**Aim**:
Transcribe the records exactly. Pictures do not belong in the transcription.

* Start Data supplied *

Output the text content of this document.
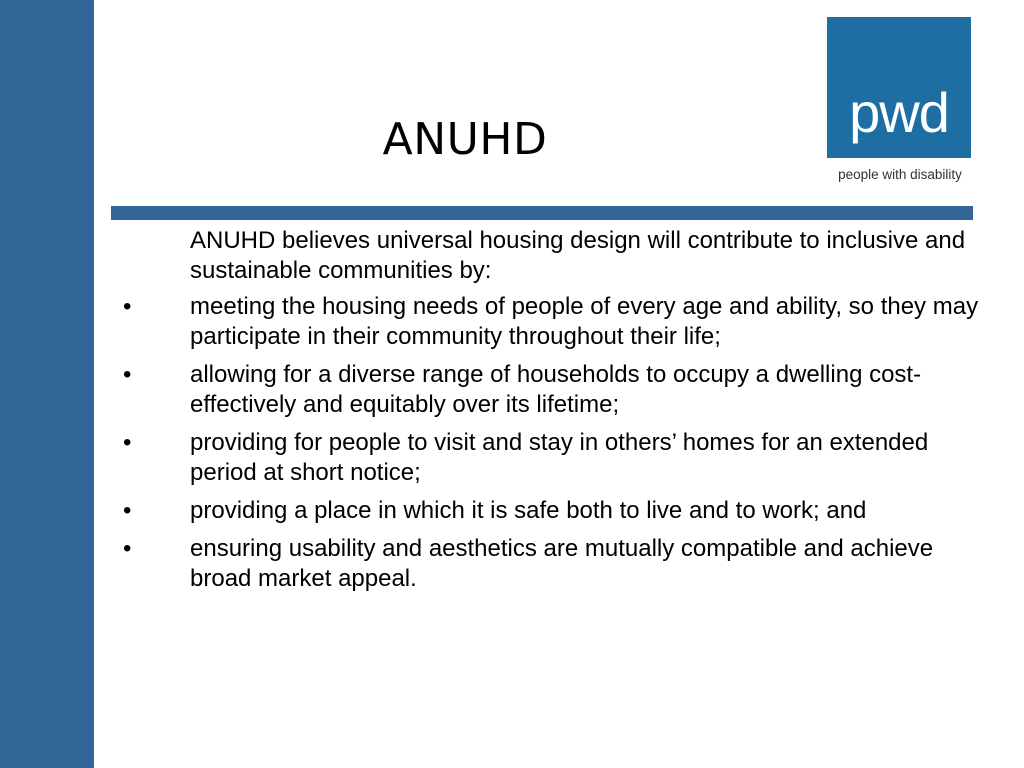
ANUHD	pwd
people with disability
ANUHD believes universal housing design will contribute to inclusive and sustainable communities by:
• meeting the housing needs of people of every age and ability, so they may participate in their community throughout their life;
• allowing for a diverse range of households to occupy a dwelling cost-effectively and equitably over its lifetime;
• providing for people to visit and stay in others’ homes for an extended period at short notice;
• providing a place in which it is safe both to live and to work; and
• ensuring usability and aesthetics are mutually compatible and achieve broad market appeal.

* End Data supplied *

**Full solution**:
Output the text content of this document.
ANUHD	pwd
people with disability
ANUHD believes universal housing design will contribute to inclusive and sustainable communities by:
• meeting the housing needs of people of every age and ability, so they may participate in their community throughout their life;
• allowing for a diverse range of households to occupy a dwelling cost-effectively and equitably over its lifetime;
• providing for people to visit and stay in others’ homes for an extended period at short notice;
• providing a place in which it is safe both to live and to work; and
• ensuring usability and aesthetics are mutually compatible and achieve broad market appeal.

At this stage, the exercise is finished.